__Stated task__. Go through the entries below and collect each line with the string "ОТДЕЛЕНИЕ" in it.

__Record excerpts__.
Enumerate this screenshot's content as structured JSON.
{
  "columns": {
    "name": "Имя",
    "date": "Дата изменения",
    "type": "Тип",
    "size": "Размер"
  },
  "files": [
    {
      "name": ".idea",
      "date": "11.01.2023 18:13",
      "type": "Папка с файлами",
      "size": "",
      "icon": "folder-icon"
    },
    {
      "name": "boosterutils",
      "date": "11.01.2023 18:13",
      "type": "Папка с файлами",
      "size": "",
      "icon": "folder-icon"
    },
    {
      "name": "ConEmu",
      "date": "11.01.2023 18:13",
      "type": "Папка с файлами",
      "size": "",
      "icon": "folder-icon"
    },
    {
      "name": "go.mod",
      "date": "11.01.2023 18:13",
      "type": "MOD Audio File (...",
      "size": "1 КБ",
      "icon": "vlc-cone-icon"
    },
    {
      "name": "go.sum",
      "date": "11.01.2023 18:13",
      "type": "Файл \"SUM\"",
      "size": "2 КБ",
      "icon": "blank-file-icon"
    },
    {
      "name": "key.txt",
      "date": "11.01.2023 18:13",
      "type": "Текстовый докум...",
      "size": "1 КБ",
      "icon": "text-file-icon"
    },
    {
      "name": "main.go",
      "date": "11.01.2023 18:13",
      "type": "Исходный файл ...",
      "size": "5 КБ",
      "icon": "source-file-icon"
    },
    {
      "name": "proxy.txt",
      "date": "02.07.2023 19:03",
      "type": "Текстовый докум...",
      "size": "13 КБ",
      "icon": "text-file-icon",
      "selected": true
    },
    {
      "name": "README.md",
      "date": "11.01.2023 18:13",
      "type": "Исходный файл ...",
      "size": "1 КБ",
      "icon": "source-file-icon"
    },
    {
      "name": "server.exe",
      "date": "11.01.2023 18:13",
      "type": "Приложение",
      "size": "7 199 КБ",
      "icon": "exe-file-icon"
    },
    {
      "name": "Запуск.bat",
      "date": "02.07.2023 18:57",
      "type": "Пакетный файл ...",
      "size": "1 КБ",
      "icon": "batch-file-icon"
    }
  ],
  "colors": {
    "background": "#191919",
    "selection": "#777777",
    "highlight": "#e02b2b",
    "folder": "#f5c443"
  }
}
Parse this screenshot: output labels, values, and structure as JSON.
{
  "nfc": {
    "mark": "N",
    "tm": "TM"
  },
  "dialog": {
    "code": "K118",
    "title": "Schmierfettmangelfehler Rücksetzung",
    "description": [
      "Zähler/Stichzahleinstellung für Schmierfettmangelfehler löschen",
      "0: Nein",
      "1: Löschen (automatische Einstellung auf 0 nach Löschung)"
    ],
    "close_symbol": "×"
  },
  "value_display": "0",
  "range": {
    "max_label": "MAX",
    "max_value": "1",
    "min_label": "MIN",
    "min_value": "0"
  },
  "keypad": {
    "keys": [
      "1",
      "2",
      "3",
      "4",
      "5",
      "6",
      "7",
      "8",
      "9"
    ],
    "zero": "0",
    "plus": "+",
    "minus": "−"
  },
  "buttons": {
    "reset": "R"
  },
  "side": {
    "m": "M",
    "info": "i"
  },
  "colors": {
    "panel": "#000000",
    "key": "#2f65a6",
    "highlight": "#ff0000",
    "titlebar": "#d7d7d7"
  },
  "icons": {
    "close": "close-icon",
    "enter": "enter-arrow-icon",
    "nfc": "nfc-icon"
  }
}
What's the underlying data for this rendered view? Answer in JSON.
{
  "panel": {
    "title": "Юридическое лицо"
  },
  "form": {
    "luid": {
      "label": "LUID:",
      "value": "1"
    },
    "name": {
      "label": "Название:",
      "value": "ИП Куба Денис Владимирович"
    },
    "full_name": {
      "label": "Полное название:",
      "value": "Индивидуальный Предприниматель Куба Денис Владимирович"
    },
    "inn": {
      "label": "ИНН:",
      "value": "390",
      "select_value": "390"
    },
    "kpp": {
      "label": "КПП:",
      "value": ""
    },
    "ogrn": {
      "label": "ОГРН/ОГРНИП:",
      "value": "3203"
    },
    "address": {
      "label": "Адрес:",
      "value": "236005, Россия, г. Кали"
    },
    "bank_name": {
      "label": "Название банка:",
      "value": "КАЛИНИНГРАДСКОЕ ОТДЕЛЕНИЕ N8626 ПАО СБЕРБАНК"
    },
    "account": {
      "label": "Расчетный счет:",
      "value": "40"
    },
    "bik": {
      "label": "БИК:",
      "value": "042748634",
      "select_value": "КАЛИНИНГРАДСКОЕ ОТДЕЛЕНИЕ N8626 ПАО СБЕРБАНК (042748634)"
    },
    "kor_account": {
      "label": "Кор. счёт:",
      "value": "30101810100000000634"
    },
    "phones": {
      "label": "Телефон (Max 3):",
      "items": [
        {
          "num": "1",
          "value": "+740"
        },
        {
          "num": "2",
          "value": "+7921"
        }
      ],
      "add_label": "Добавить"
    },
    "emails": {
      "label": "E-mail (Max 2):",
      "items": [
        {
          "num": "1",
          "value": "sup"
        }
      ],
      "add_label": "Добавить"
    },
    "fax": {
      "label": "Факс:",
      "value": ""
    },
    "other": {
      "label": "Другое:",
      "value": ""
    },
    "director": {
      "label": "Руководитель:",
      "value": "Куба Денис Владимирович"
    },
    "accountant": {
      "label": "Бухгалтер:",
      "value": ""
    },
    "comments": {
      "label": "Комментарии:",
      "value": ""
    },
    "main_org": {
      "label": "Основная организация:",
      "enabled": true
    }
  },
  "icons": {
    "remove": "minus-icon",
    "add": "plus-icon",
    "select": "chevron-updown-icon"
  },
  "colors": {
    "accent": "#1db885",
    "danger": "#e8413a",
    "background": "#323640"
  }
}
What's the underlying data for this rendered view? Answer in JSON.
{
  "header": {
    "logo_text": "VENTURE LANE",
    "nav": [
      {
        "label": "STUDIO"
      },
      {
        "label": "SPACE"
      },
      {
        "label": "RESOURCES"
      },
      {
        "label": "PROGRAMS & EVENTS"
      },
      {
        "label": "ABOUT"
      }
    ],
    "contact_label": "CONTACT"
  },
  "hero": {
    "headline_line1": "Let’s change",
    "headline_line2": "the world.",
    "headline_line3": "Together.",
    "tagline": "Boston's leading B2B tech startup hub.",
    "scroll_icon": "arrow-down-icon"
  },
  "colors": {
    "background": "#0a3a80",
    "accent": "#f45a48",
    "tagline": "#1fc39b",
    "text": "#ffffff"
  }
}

__Worked solution__.
      "value": "КАЛИНИНГРАДСКОЕ ОТДЕЛЕНИЕ N8626 ПАО СБЕРБАНК"
      "select_value": "КАЛИНИНГРАДСКОЕ ОТДЕЛЕНИЕ N8626 ПАО СБЕРБАНК (042748634)"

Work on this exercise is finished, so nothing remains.